Check each line of the listing for the word "upper" and report how many lines contain it, giving nothing but the number.
* start Exercise inputs *
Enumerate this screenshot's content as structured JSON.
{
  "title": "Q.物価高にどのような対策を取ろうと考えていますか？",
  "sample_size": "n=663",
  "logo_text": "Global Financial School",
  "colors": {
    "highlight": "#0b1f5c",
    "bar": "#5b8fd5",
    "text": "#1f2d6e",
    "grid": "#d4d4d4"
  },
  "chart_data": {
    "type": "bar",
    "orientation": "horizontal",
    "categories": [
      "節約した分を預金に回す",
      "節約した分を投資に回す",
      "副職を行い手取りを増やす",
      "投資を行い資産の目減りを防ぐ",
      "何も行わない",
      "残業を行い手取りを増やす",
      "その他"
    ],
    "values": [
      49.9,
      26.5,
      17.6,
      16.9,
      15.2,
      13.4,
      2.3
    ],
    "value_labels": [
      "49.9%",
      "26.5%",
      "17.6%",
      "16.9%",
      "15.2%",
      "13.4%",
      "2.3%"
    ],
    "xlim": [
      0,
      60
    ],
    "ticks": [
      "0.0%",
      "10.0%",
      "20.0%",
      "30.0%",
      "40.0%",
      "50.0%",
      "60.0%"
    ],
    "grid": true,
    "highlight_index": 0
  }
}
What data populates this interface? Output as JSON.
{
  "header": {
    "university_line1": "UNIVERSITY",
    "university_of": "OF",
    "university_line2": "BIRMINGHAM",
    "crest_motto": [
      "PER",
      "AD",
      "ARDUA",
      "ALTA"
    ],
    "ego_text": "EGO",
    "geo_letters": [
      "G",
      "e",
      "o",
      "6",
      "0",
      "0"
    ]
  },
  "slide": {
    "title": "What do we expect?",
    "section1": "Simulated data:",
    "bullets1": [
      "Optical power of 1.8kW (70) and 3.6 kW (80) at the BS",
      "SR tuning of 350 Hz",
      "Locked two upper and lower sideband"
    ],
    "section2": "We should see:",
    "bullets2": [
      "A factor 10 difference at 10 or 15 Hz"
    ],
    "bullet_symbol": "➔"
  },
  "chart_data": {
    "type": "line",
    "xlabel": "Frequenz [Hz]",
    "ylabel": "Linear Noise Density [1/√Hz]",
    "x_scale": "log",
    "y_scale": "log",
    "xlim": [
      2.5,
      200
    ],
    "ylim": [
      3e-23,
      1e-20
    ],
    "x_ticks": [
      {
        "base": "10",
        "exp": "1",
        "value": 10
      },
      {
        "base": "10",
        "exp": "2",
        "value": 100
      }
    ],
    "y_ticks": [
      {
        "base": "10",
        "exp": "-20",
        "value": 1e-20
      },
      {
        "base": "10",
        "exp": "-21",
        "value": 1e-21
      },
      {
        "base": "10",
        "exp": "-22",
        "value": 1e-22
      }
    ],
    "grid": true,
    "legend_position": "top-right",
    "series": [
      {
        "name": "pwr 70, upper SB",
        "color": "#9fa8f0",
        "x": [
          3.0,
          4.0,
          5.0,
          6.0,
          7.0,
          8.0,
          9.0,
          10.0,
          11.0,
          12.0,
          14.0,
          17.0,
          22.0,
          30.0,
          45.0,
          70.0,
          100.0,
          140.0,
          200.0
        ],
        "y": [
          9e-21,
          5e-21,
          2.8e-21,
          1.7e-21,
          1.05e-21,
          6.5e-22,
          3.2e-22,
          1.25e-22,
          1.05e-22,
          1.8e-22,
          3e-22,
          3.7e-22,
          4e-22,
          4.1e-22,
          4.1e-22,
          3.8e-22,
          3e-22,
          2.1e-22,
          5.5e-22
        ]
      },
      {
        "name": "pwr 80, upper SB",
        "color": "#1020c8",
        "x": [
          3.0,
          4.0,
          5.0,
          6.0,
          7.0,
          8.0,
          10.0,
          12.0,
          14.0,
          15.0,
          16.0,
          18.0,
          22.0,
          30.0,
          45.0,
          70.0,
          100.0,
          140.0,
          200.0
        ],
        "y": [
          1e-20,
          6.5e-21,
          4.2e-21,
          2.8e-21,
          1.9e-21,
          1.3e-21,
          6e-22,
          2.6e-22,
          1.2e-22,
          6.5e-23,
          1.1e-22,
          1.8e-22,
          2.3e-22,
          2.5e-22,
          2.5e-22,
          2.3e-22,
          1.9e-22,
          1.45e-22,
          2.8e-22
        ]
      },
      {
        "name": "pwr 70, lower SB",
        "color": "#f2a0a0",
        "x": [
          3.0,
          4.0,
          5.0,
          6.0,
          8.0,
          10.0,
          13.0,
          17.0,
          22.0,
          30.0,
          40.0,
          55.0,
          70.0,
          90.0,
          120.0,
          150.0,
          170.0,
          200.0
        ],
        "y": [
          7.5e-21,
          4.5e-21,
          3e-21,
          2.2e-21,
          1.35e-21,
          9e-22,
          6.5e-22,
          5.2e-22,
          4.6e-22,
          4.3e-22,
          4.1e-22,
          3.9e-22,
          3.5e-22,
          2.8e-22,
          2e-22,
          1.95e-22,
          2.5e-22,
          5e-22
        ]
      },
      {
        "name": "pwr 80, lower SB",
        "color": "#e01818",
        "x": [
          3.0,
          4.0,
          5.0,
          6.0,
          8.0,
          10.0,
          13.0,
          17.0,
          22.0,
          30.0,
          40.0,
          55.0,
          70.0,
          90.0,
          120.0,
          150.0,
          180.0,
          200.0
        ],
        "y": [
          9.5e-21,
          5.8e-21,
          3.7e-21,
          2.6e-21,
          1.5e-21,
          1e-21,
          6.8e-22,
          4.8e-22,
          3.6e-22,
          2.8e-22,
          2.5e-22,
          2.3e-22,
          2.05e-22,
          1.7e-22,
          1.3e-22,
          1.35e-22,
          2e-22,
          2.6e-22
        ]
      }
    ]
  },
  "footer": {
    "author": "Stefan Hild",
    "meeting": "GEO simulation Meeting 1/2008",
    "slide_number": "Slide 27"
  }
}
* end Exercise inputs *
[Response to this task] 3